=== Data section ===

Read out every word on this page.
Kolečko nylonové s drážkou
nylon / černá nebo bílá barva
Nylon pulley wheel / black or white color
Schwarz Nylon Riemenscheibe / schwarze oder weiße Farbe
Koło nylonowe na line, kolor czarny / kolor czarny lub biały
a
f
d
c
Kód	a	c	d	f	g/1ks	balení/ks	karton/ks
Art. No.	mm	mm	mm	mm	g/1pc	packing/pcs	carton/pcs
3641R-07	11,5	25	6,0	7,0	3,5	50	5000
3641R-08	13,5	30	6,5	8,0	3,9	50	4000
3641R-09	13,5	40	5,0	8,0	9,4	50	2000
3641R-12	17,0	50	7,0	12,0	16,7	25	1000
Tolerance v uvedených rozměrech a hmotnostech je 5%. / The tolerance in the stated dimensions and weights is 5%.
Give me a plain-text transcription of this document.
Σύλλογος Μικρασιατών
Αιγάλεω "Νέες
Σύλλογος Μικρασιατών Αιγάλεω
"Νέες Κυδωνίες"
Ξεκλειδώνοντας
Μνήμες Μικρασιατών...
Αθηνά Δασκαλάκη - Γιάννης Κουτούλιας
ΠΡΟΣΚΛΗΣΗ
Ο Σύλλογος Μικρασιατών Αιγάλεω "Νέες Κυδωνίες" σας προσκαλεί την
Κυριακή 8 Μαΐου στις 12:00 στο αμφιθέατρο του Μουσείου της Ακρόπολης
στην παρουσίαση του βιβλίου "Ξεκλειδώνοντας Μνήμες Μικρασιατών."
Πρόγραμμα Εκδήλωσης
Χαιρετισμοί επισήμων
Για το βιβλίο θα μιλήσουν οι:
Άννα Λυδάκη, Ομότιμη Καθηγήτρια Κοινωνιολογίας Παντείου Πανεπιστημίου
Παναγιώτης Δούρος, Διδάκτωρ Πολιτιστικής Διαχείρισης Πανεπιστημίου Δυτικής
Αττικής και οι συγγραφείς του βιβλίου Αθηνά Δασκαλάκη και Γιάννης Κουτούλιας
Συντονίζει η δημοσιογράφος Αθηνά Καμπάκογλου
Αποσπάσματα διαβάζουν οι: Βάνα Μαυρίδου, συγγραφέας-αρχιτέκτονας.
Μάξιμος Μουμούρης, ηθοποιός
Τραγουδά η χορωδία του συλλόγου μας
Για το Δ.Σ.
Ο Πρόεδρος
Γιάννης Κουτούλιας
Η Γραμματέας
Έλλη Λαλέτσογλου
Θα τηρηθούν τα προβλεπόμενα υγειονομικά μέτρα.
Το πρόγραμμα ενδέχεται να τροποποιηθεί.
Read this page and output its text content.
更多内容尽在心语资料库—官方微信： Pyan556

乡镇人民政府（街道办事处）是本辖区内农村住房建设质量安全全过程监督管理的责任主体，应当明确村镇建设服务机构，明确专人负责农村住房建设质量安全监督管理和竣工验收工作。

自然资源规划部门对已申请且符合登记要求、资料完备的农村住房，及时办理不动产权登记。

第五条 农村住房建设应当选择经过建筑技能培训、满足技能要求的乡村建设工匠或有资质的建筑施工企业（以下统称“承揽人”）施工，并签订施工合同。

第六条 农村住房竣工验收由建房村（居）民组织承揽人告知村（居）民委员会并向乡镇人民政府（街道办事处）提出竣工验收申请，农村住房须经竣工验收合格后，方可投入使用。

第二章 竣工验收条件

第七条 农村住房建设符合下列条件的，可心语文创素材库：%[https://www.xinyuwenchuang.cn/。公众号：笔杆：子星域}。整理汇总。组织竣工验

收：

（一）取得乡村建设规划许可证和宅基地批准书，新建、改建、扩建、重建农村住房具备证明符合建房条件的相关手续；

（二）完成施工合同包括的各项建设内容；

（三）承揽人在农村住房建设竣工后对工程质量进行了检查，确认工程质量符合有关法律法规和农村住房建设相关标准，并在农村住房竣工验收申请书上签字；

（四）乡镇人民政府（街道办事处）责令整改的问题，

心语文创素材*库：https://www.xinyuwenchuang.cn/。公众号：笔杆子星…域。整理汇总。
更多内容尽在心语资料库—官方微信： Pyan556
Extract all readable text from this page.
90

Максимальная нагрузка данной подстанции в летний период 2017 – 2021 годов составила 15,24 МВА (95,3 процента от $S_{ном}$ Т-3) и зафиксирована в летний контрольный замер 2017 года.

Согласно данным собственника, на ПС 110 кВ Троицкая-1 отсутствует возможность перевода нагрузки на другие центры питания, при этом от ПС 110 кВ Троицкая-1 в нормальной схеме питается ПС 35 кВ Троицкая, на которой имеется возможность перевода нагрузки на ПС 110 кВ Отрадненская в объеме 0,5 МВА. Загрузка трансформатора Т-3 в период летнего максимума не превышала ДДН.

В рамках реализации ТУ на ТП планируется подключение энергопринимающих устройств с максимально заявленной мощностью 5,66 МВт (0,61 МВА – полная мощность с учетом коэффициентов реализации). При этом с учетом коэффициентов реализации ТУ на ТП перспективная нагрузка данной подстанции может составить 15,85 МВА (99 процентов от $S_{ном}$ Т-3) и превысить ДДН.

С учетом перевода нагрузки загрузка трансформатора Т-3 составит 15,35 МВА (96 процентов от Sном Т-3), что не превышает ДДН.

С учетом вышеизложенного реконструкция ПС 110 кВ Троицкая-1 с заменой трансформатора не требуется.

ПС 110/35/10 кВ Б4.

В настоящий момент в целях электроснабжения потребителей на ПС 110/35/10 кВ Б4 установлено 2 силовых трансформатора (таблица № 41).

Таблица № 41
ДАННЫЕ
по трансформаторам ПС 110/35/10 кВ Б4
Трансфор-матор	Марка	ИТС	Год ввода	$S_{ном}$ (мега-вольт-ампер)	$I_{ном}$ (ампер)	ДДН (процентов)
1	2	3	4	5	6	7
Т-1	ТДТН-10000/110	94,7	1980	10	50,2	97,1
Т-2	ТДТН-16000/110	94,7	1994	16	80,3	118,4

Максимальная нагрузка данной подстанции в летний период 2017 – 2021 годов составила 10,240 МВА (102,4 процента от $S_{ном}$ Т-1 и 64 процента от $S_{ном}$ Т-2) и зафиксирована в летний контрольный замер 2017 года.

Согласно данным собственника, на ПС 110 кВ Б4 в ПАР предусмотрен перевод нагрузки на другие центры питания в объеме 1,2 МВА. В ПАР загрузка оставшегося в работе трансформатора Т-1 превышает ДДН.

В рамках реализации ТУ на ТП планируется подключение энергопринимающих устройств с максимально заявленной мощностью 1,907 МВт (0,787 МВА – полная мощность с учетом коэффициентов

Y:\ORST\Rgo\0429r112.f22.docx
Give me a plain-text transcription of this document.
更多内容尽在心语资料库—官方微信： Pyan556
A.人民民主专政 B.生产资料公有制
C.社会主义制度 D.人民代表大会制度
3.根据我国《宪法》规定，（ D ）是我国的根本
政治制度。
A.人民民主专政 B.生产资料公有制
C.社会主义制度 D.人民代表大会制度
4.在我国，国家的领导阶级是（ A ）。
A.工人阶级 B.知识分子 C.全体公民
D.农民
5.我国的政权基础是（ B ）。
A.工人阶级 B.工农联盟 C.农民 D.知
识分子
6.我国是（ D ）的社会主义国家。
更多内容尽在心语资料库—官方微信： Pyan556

===

→ Task details
Reproduce every record above exactly as it appears.

→ Reply to the exercise
Read out every word on this page.
Kolečko nylonové s drážkou
nylon / černá nebo bílá barva
Nylon pulley wheel / black or white color
Schwarz Nylon Riemenscheibe / schwarze oder weiße Farbe
Koło nylonowe na line, kolor czarny / kolor czarny lub biały
a
f
d
c
Kód	a	c	d	f	g/1ks	balení/ks	karton/ks
Art. No.	mm	mm	mm	mm	g/1pc	packing/pcs	carton/pcs
3641R-07	11,5	25	6,0	7,0	3,5	50	5000
3641R-08	13,5	30	6,5	8,0	3,9	50	4000
3641R-09	13,5	40	5,0	8,0	9,4	50	2000
3641R-12	17,0	50	7,0	12,0	16,7	25	1000
Tolerance v uvedených rozměrech a hmotnostech je 5%. / The tolerance in the stated dimensions and weights is 5%.
Give me a plain-text transcription of this document.
Σύλλογος Μικρασιατών
Αιγάλεω "Νέες
Σύλλογος Μικρασιατών Αιγάλεω
"Νέες Κυδωνίες"
Ξεκλειδώνοντας
Μνήμες Μικρασιατών...
Αθηνά Δασκαλάκη - Γιάννης Κουτούλιας
ΠΡΟΣΚΛΗΣΗ
Ο Σύλλογος Μικρασιατών Αιγάλεω "Νέες Κυδωνίες" σας προσκαλεί την
Κυριακή 8 Μαΐου στις 12:00 στο αμφιθέατρο του Μουσείου της Ακρόπολης
στην παρουσίαση του βιβλίου "Ξεκλειδώνοντας Μνήμες Μικρασιατών."
Πρόγραμμα Εκδήλωσης
Χαιρετισμοί επισήμων
Για το βιβλίο θα μιλήσουν οι:
Άννα Λυδάκη, Ομότιμη Καθηγήτρια Κοινωνιολογίας Παντείου Πανεπιστημίου
Παναγιώτης Δούρος, Διδάκτωρ Πολιτιστικής Διαχείρισης Πανεπιστημίου Δυτικής
Αττικής και οι συγγραφείς του βιβλίου Αθηνά Δασκαλάκη και Γιάννης Κουτούλιας
Συντονίζει η δημοσιογράφος Αθηνά Καμπάκογλου
Αποσπάσματα διαβάζουν οι: Βάνα Μαυρίδου, συγγραφέας-αρχιτέκτονας.
Μάξιμος Μουμούρης, ηθοποιός
Τραγουδά η χορωδία του συλλόγου μας
Για το Δ.Σ.
Ο Πρόεδρος
Γιάννης Κουτούλιας
Η Γραμματέας
Έλλη Λαλέτσογλου
Θα τηρηθούν τα προβλεπόμενα υγειονομικά μέτρα.
Το πρόγραμμα ενδέχεται να τροποποιηθεί.
Read this page and output its text content.
更多内容尽在心语资料库—官方微信： Pyan556

乡镇人民政府（街道办事处）是本辖区内农村住房建设质量安全全过程监督管理的责任主体，应当明确村镇建设服务机构，明确专人负责农村住房建设质量安全监督管理和竣工验收工作。

自然资源规划部门对已申请且符合登记要求、资料完备的农村住房，及时办理不动产权登记。

第五条 农村住房建设应当选择经过建筑技能培训、满足技能要求的乡村建设工匠或有资质的建筑施工企业（以下统称“承揽人”）施工，并签订施工合同。

第六条 农村住房竣工验收由建房村（居）民组织承揽人告知村（居）民委员会并向乡镇人民政府（街道办事处）提出竣工验收申请，农村住房须经竣工验收合格后，方可投入使用。

第二章 竣工验收条件

第七条 农村住房建设符合下列条件的，可心语文创素材库：%[https://www.xinyuwenchuang.cn/。公众号：笔杆：子星域}。整理汇总。组织竣工验

收：

（一）取得乡村建设规划许可证和宅基地批准书，新建、改建、扩建、重建农村住房具备证明符合建房条件的相关手续；

（二）完成施工合同包括的各项建设内容；

（三）承揽人在农村住房建设竣工后对工程质量进行了检查，确认工程质量符合有关法律法规和农村住房建设相关标准，并在农村住房竣工验收申请书上签字；

（四）乡镇人民政府（街道办事处）责令整改的问题，

心语文创素材*库：https://www.xinyuwenchuang.cn/。公众号：笔杆子星…域。整理汇总。
更多内容尽在心语资料库—官方微信： Pyan556
Extract all readable text from this page.
90

Максимальная нагрузка данной подстанции в летний период 2017 – 2021 годов составила 15,24 МВА (95,3 процента от $S_{ном}$ Т-3) и зафиксирована в летний контрольный замер 2017 года.

Согласно данным собственника, на ПС 110 кВ Троицкая-1 отсутствует возможность перевода нагрузки на другие центры питания, при этом от ПС 110 кВ Троицкая-1 в нормальной схеме питается ПС 35 кВ Троицкая, на которой имеется возможность перевода нагрузки на ПС 110 кВ Отрадненская в объеме 0,5 МВА. Загрузка трансформатора Т-3 в период летнего максимума не превышала ДДН.

В рамках реализации ТУ на ТП планируется подключение энергопринимающих устройств с максимально заявленной мощностью 5,66 МВт (0,61 МВА – полная мощность с учетом коэффициентов реализации). При этом с учетом коэффициентов реализации ТУ на ТП перспективная нагрузка данной подстанции может составить 15,85 МВА (99 процентов от $S_{ном}$ Т-3) и превысить ДДН.

С учетом перевода нагрузки загрузка трансформатора Т-3 составит 15,35 МВА (96 процентов от Sном Т-3), что не превышает ДДН.

С учетом вышеизложенного реконструкция ПС 110 кВ Троицкая-1 с заменой трансформатора не требуется.

ПС 110/35/10 кВ Б4.

В настоящий момент в целях электроснабжения потребителей на ПС 110/35/10 кВ Б4 установлено 2 силовых трансформатора (таблица № 41).

Таблица № 41
ДАННЫЕ
по трансформаторам ПС 110/35/10 кВ Б4
Трансфор-матор	Марка	ИТС	Год ввода	$S_{ном}$ (мега-вольт-ампер)	$I_{ном}$ (ампер)	ДДН (процентов)
1	2	3	4	5	6	7
Т-1	ТДТН-10000/110	94,7	1980	10	50,2	97,1
Т-2	ТДТН-16000/110	94,7	1994	16	80,3	118,4

Максимальная нагрузка данной подстанции в летний период 2017 – 2021 годов составила 10,240 МВА (102,4 процента от $S_{ном}$ Т-1 и 64 процента от $S_{ном}$ Т-2) и зафиксирована в летний контрольный замер 2017 года.

Согласно данным собственника, на ПС 110 кВ Б4 в ПАР предусмотрен перевод нагрузки на другие центры питания в объеме 1,2 МВА. В ПАР загрузка оставшегося в работе трансформатора Т-1 превышает ДДН.

В рамках реализации ТУ на ТП планируется подключение энергопринимающих устройств с максимально заявленной мощностью 1,907 МВт (0,787 МВА – полная мощность с учетом коэффициентов

Y:\ORST\Rgo\0429r112.f22.docx
Give me a plain-text transcription of this document.
更多内容尽在心语资料库—官方微信： Pyan556
A.人民民主专政 B.生产资料公有制
C.社会主义制度 D.人民代表大会制度
3.根据我国《宪法》规定，（ D ）是我国的根本
政治制度。
A.人民民主专政 B.生产资料公有制
C.社会主义制度 D.人民代表大会制度
4.在我国，国家的领导阶级是（ A ）。
A.工人阶级 B.知识分子 C.全体公民
D.农民
5.我国的政权基础是（ B ）。
A.工人阶级 B.工农联盟 C.农民 D.知
识分子
6.我国是（ D ）的社会主义国家。
更多内容尽在心语资料库—官方微信： Pyan556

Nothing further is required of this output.